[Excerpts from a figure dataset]
========================

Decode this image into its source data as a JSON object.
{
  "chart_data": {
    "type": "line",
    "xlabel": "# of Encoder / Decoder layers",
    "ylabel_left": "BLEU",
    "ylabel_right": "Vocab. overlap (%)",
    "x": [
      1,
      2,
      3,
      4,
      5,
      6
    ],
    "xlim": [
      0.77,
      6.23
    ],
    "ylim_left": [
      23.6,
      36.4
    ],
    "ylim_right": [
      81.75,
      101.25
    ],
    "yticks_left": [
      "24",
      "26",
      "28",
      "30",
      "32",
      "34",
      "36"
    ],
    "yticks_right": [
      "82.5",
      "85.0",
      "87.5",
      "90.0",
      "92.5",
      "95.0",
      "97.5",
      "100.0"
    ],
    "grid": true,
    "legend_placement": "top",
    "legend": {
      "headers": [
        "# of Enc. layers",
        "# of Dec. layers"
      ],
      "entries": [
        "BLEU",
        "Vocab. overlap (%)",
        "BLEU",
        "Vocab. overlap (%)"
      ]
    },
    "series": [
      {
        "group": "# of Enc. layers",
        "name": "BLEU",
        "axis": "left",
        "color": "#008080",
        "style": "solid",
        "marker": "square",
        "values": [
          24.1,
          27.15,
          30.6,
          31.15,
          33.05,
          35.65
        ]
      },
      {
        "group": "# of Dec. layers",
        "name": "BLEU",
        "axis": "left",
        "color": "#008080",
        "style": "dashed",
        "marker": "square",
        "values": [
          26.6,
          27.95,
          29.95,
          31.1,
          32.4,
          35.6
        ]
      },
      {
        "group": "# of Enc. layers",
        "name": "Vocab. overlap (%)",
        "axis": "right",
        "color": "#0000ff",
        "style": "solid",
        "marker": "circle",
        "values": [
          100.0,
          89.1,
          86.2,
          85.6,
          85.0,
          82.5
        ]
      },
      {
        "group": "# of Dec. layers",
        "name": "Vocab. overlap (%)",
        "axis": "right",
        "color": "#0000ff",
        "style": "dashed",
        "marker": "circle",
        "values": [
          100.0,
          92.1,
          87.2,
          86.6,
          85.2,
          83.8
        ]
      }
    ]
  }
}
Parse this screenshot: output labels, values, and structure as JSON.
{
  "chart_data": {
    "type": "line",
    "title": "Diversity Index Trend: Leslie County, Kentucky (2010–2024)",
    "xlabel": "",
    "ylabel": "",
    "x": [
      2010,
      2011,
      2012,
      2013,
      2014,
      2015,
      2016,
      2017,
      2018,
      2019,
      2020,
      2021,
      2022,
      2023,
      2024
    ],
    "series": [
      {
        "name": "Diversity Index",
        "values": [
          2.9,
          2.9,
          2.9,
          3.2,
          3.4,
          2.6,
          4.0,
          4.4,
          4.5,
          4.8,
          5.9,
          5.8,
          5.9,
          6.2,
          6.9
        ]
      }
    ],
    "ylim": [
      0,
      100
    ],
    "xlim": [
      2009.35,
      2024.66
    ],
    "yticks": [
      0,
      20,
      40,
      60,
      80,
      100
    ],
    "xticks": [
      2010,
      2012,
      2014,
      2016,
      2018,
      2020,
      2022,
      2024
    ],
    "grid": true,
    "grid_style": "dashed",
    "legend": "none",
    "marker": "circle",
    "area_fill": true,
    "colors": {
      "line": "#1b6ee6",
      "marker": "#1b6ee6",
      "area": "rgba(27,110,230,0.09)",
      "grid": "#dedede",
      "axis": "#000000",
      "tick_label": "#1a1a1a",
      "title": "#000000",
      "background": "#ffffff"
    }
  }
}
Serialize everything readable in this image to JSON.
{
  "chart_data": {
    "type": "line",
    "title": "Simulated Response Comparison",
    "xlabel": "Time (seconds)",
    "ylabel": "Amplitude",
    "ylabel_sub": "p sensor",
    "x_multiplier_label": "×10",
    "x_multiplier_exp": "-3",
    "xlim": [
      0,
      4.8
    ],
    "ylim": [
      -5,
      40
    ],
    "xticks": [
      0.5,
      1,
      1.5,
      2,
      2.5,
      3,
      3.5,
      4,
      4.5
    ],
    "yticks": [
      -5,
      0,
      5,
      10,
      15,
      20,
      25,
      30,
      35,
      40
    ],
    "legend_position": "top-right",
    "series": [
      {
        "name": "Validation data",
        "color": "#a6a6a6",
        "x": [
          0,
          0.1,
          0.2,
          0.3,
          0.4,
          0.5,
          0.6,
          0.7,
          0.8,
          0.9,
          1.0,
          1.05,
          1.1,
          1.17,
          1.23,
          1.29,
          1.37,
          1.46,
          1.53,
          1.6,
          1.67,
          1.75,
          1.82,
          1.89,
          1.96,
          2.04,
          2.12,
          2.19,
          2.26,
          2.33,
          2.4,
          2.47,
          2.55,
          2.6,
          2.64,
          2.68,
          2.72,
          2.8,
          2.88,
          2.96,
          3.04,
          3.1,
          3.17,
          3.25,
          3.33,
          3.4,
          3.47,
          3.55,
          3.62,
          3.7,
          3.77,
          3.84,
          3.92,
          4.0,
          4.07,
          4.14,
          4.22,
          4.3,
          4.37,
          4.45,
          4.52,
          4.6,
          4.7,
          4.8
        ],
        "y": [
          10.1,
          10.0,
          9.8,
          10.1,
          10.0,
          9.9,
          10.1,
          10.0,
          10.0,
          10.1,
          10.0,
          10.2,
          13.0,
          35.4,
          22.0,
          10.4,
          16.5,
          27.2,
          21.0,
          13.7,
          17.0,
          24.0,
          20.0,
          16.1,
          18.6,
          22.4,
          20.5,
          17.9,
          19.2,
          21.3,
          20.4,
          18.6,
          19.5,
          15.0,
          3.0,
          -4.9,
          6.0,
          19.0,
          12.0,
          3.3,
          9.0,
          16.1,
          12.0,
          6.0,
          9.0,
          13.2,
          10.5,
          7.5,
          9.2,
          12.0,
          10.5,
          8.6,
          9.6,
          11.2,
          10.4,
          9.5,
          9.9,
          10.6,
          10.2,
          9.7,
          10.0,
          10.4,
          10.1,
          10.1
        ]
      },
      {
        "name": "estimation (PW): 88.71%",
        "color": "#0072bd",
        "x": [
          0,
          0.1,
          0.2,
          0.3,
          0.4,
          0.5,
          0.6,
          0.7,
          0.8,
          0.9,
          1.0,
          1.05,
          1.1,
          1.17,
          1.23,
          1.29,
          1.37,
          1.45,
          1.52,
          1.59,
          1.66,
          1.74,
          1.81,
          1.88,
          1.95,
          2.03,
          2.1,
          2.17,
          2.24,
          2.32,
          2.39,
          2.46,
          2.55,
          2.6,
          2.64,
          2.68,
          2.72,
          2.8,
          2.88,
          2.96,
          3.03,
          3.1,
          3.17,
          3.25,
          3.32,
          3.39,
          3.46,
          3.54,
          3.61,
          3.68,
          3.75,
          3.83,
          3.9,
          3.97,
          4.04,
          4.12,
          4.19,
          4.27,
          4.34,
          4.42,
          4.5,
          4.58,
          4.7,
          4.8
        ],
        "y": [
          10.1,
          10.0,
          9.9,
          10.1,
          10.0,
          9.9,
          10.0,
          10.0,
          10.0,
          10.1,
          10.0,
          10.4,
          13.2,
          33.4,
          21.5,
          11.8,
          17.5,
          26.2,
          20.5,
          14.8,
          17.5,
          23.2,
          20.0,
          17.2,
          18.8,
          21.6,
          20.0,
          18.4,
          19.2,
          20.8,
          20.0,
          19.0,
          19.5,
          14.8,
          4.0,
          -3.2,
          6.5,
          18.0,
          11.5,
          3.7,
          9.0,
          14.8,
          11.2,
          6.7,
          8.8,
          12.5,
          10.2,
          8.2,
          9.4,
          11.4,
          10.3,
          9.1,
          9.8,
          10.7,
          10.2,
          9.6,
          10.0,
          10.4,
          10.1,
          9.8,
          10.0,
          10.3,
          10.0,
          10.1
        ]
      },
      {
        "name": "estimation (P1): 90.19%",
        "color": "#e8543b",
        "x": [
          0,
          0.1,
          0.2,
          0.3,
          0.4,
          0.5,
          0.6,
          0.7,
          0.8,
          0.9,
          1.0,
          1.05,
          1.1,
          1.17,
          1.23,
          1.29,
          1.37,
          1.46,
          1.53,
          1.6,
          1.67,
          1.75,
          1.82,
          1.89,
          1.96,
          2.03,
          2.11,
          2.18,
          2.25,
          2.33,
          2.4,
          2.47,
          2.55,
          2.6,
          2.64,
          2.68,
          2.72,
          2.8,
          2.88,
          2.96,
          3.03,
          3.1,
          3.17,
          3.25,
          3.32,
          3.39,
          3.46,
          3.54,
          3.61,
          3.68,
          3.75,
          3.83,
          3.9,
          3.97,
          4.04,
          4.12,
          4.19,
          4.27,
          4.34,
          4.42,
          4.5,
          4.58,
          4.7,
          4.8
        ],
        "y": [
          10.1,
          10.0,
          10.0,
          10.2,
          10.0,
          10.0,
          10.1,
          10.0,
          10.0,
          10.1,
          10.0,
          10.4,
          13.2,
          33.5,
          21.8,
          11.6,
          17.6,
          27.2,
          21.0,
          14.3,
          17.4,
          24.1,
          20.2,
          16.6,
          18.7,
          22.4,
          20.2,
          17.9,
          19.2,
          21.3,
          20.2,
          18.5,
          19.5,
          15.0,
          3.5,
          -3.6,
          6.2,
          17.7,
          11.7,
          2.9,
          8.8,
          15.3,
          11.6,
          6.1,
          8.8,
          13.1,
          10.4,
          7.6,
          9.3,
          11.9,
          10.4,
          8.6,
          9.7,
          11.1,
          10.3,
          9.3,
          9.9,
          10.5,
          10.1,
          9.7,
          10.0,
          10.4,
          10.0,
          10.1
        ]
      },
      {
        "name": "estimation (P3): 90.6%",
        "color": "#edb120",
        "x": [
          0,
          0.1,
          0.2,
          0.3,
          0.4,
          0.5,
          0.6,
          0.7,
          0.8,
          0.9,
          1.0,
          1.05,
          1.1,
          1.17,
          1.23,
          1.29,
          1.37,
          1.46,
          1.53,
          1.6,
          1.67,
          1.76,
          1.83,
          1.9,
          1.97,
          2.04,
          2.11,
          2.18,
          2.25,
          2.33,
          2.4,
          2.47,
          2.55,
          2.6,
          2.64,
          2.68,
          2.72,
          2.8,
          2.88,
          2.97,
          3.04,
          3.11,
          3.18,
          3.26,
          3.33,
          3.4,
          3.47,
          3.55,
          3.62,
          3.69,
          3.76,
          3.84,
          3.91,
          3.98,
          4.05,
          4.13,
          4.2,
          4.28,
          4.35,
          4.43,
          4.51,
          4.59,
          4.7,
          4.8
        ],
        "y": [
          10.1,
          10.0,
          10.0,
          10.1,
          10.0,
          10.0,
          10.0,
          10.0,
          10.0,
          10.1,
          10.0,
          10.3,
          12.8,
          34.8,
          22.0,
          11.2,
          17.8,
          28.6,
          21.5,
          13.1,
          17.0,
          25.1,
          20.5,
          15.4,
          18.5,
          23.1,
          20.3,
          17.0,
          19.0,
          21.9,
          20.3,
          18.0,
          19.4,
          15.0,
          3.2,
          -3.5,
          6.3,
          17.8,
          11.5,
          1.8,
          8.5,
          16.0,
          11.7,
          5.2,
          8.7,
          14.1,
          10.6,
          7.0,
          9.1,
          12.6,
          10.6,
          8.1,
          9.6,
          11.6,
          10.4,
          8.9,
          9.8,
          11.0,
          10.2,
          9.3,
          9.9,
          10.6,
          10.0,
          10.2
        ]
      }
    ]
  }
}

========================

[Goal of the exercise] Count the lines that include the word "image" and state the result as a bare number.

[The answer] 2